> **Dataset content**

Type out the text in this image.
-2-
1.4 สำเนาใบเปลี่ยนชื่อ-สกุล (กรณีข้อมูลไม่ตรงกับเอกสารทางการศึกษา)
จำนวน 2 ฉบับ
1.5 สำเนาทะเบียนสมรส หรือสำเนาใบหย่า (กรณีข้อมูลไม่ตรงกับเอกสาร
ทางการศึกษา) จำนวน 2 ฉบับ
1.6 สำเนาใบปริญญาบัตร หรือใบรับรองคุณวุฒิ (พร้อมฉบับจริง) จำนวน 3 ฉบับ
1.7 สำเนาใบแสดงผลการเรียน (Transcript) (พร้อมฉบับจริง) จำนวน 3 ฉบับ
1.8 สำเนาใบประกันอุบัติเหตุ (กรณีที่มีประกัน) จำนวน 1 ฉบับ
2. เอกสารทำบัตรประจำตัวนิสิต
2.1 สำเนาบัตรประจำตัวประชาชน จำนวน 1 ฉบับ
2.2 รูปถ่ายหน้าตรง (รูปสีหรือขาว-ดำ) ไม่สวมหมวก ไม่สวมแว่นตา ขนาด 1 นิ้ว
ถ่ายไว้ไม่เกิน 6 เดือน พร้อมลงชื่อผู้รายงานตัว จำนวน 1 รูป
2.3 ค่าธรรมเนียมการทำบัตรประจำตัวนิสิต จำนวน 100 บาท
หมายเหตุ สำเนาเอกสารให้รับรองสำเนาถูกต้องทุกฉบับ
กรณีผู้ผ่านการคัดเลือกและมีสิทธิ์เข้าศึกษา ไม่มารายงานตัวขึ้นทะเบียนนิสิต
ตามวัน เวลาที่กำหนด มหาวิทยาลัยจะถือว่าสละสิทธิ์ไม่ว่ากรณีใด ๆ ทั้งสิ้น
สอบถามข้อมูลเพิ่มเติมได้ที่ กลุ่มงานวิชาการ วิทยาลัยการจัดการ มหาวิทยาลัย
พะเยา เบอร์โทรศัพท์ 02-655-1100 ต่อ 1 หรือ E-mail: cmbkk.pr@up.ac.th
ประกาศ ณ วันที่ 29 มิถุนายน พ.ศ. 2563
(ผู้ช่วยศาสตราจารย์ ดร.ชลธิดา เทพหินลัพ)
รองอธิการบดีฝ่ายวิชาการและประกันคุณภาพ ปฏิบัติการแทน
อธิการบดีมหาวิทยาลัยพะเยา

> **Instruction**
Write out the material exactly as given.

> **Result of the task**
Type out the text in this image.
-2-
1.4 สำเนาใบเปลี่ยนชื่อ-สกุล (กรณีข้อมูลไม่ตรงกับเอกสารทางการศึกษา)
จำนวน 2 ฉบับ
1.5 สำเนาทะเบียนสมรส หรือสำเนาใบหย่า (กรณีข้อมูลไม่ตรงกับเอกสาร
ทางการศึกษา) จำนวน 2 ฉบับ
1.6 สำเนาใบปริญญาบัตร หรือใบรับรองคุณวุฒิ (พร้อมฉบับจริง) จำนวน 3 ฉบับ
1.7 สำเนาใบแสดงผลการเรียน (Transcript) (พร้อมฉบับจริง) จำนวน 3 ฉบับ
1.8 สำเนาใบประกันอุบัติเหตุ (กรณีที่มีประกัน) จำนวน 1 ฉบับ
2. เอกสารทำบัตรประจำตัวนิสิต
2.1 สำเนาบัตรประจำตัวประชาชน จำนวน 1 ฉบับ
2.2 รูปถ่ายหน้าตรง (รูปสีหรือขาว-ดำ) ไม่สวมหมวก ไม่สวมแว่นตา ขนาด 1 นิ้ว
ถ่ายไว้ไม่เกิน 6 เดือน พร้อมลงชื่อผู้รายงานตัว จำนวน 1 รูป
2.3 ค่าธรรมเนียมการทำบัตรประจำตัวนิสิต จำนวน 100 บาท
หมายเหตุ สำเนาเอกสารให้รับรองสำเนาถูกต้องทุกฉบับ
กรณีผู้ผ่านการคัดเลือกและมีสิทธิ์เข้าศึกษา ไม่มารายงานตัวขึ้นทะเบียนนิสิต
ตามวัน เวลาที่กำหนด มหาวิทยาลัยจะถือว่าสละสิทธิ์ไม่ว่ากรณีใด ๆ ทั้งสิ้น
สอบถามข้อมูลเพิ่มเติมได้ที่ กลุ่มงานวิชาการ วิทยาลัยการจัดการ มหาวิทยาลัย
พะเยา เบอร์โทรศัพท์ 02-655-1100 ต่อ 1 หรือ E-mail: cmbkk.pr@up.ac.th
ประกาศ ณ วันที่ 29 มิถุนายน พ.ศ. 2563
(ผู้ช่วยศาสตราจารย์ ดร.ชลธิดา เทพหินลัพ)
รองอธิการบดีฝ่ายวิชาการและประกันคุณภาพ ปฏิบัติการแทน
อธิการบดีมหาวิทยาลัยพะเยา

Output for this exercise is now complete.